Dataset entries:
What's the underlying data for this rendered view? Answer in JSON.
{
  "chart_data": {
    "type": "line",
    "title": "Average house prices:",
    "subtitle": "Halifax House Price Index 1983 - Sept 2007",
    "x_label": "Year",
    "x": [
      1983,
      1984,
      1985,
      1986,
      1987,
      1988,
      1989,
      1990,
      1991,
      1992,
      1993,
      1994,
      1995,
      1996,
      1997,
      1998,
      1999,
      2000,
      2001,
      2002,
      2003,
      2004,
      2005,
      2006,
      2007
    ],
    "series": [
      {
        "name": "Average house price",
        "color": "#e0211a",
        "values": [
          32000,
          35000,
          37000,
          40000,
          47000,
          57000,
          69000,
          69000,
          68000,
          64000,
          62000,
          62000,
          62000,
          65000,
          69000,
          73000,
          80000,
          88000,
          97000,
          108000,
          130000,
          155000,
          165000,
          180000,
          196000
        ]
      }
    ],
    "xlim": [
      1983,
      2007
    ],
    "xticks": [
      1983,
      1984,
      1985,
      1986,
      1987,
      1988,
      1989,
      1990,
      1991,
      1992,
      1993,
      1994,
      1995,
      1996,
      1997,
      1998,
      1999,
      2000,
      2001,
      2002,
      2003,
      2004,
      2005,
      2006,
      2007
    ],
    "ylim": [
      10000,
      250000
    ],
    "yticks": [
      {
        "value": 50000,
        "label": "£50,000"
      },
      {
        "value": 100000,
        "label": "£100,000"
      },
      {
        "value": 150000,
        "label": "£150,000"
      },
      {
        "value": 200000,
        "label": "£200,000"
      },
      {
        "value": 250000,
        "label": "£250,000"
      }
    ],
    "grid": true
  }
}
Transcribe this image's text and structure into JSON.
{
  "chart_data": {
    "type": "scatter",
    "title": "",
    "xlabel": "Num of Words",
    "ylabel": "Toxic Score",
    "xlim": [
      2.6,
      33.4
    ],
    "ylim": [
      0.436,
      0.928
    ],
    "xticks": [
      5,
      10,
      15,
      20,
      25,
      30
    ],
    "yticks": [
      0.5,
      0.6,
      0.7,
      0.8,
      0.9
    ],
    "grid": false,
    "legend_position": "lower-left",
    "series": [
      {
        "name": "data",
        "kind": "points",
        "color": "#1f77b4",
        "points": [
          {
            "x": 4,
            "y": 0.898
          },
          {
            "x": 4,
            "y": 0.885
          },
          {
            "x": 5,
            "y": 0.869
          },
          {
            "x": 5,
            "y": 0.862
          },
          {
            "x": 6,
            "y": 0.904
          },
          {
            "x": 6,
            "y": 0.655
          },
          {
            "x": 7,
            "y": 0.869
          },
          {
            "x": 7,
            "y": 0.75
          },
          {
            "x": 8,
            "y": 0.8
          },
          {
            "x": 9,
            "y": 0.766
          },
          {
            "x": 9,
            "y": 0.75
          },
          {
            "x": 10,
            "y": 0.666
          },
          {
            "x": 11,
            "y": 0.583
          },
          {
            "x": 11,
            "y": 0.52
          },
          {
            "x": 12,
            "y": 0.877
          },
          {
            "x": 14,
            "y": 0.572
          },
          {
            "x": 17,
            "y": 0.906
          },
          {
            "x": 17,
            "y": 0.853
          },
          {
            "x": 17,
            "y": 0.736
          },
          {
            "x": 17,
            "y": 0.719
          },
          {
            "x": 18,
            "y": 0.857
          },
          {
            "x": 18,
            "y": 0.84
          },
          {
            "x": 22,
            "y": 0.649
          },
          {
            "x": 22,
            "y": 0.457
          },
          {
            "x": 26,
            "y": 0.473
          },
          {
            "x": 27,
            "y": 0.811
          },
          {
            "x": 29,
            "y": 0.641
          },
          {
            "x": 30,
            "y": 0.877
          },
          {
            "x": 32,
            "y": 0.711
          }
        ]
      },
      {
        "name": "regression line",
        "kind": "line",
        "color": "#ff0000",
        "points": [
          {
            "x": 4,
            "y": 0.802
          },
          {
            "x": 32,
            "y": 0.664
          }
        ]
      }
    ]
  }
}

PROBLEM STATEMENT —
Repeat the listing above without any change.

COMPLETED EXERCISE —
What's the underlying data for this rendered view? Answer in JSON.
{
  "chart_data": {
    "type": "line",
    "title": "Average house prices:",
    "subtitle": "Halifax House Price Index 1983 - Sept 2007",
    "x_label": "Year",
    "x": [
      1983,
      1984,
      1985,
      1986,
      1987,
      1988,
      1989,
      1990,
      1991,
      1992,
      1993,
      1994,
      1995,
      1996,
      1997,
      1998,
      1999,
      2000,
      2001,
      2002,
      2003,
      2004,
      2005,
      2006,
      2007
    ],
    "series": [
      {
        "name": "Average house price",
        "color": "#e0211a",
        "values": [
          32000,
          35000,
          37000,
          40000,
          47000,
          57000,
          69000,
          69000,
          68000,
          64000,
          62000,
          62000,
          62000,
          65000,
          69000,
          73000,
          80000,
          88000,
          97000,
          108000,
          130000,
          155000,
          165000,
          180000,
          196000
        ]
      }
    ],
    "xlim": [
      1983,
      2007
    ],
    "xticks": [
      1983,
      1984,
      1985,
      1986,
      1987,
      1988,
      1989,
      1990,
      1991,
      1992,
      1993,
      1994,
      1995,
      1996,
      1997,
      1998,
      1999,
      2000,
      2001,
      2002,
      2003,
      2004,
      2005,
      2006,
      2007
    ],
    "ylim": [
      10000,
      250000
    ],
    "yticks": [
      {
        "value": 50000,
        "label": "£50,000"
      },
      {
        "value": 100000,
        "label": "£100,000"
      },
      {
        "value": 150000,
        "label": "£150,000"
      },
      {
        "value": 200000,
        "label": "£200,000"
      },
      {
        "value": 250000,
        "label": "£250,000"
      }
    ],
    "grid": true
  }
}
Transcribe this image's text and structure into JSON.
{
  "chart_data": {
    "type": "scatter",
    "title": "",
    "xlabel": "Num of Words",
    "ylabel": "Toxic Score",
    "xlim": [
      2.6,
      33.4
    ],
    "ylim": [
      0.436,
      0.928
    ],
    "xticks": [
      5,
      10,
      15,
      20,
      25,
      30
    ],
    "yticks": [
      0.5,
      0.6,
      0.7,
      0.8,
      0.9
    ],
    "grid": false,
    "legend_position": "lower-left",
    "series": [
      {
        "name": "data",
        "kind": "points",
        "color": "#1f77b4",
        "points": [
          {
            "x": 4,
            "y": 0.898
          },
          {
            "x": 4,
            "y": 0.885
          },
          {
            "x": 5,
            "y": 0.869
          },
          {
            "x": 5,
            "y": 0.862
          },
          {
            "x": 6,
            "y": 0.904
          },
          {
            "x": 6,
            "y": 0.655
          },
          {
            "x": 7,
            "y": 0.869
          },
          {
            "x": 7,
            "y": 0.75
          },
          {
            "x": 8,
            "y": 0.8
          },
          {
            "x": 9,
            "y": 0.766
          },
          {
            "x": 9,
            "y": 0.75
          },
          {
            "x": 10,
            "y": 0.666
          },
          {
            "x": 11,
            "y": 0.583
          },
          {
            "x": 11,
            "y": 0.52
          },
          {
            "x": 12,
            "y": 0.877
          },
          {
            "x": 14,
            "y": 0.572
          },
          {
            "x": 17,
            "y": 0.906
          },
          {
            "x": 17,
            "y": 0.853
          },
          {
            "x": 17,
            "y": 0.736
          },
          {
            "x": 17,
            "y": 0.719
          },
          {
            "x": 18,
            "y": 0.857
          },
          {
            "x": 18,
            "y": 0.84
          },
          {
            "x": 22,
            "y": 0.649
          },
          {
            "x": 22,
            "y": 0.457
          },
          {
            "x": 26,
            "y": 0.473
          },
          {
            "x": 27,
            "y": 0.811
          },
          {
            "x": 29,
            "y": 0.641
          },
          {
            "x": 30,
            "y": 0.877
          },
          {
            "x": 32,
            "y": 0.711
          }
        ]
      },
      {
        "name": "regression line",
        "kind": "line",
        "color": "#ff0000",
        "points": [
          {
            "x": 4,
            "y": 0.802
          },
          {
            "x": 32,
            "y": 0.664
          }
        ]
      }
    ]
  }
}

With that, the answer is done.